--- Start GIVEN RECORDS ---

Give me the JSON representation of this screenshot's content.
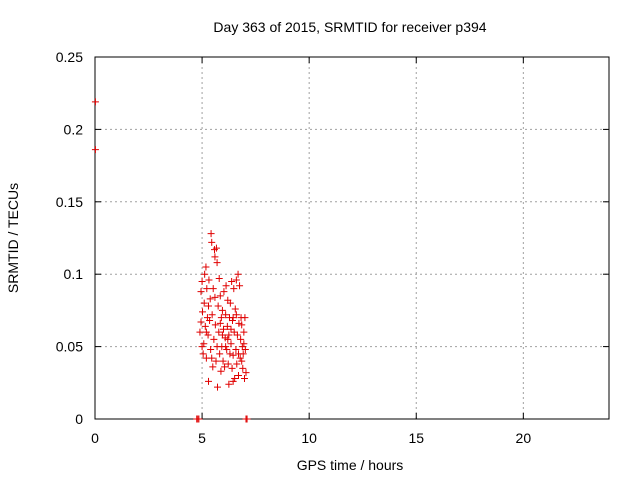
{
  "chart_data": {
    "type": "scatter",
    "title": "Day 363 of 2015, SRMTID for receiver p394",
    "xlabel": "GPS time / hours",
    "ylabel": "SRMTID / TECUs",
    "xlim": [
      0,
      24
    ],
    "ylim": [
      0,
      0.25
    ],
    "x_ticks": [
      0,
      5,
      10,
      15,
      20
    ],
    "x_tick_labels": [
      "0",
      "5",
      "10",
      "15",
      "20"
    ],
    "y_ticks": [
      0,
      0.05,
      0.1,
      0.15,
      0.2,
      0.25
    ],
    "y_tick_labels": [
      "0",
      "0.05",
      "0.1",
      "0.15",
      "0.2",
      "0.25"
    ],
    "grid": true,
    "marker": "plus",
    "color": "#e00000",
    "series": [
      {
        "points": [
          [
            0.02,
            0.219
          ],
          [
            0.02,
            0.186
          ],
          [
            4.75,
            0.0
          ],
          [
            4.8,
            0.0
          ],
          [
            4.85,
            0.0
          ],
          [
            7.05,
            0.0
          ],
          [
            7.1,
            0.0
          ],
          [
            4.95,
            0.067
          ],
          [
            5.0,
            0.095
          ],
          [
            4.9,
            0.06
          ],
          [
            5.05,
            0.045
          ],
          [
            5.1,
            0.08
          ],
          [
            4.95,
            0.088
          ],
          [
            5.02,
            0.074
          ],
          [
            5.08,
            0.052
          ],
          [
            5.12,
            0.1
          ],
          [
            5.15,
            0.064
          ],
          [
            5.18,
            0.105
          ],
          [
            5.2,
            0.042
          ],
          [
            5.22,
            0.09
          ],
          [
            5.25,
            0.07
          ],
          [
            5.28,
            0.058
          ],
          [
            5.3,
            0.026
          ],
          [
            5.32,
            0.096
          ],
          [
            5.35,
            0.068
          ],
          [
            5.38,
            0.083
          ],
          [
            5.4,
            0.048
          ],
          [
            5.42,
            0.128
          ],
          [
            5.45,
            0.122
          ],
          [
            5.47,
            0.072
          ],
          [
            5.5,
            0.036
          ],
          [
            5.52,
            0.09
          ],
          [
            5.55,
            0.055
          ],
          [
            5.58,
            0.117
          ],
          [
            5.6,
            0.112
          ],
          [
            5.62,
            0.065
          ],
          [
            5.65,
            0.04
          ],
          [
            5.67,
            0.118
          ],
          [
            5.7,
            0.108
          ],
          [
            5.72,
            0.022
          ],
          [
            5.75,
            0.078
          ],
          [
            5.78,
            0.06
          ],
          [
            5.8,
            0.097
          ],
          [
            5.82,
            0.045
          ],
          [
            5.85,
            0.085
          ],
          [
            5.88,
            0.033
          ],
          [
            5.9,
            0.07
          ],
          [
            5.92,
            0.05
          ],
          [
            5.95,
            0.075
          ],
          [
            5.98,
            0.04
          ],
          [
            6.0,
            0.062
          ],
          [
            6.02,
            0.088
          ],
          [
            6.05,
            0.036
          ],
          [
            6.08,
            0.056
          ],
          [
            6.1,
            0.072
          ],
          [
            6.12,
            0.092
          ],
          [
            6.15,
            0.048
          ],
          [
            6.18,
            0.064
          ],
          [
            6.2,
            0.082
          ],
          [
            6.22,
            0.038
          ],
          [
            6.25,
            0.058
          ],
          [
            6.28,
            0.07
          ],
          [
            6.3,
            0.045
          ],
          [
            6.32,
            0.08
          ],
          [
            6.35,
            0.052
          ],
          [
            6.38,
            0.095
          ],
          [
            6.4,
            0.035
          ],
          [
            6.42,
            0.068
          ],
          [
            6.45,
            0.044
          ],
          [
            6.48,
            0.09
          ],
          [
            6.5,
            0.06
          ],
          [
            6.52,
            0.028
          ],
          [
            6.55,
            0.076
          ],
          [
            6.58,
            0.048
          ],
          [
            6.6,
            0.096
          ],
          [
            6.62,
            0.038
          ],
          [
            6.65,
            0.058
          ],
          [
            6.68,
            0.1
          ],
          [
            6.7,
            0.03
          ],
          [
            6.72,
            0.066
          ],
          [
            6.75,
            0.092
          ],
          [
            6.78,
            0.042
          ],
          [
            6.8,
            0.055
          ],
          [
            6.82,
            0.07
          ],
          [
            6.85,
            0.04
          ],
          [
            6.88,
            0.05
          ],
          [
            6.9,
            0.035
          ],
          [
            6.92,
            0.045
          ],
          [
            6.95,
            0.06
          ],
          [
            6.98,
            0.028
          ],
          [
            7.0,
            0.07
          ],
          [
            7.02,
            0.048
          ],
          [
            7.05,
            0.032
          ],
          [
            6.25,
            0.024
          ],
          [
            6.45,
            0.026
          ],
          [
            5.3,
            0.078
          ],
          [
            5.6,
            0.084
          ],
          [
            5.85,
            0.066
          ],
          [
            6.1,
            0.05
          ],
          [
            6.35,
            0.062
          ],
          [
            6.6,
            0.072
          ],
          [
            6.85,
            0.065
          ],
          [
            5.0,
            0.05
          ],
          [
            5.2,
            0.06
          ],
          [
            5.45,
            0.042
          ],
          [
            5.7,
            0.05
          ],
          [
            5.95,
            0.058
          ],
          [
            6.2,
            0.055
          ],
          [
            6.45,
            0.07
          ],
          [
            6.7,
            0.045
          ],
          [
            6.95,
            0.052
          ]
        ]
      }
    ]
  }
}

--- End GIVEN RECORDS ---

_GOAL_: Report all lines of the data that include the word "SRMTID".

_RESULT FOR THIS EXERCISE_:
    "title": "Day 363 of 2015, SRMTID for receiver p394",
    "ylabel": "SRMTID / TECUs",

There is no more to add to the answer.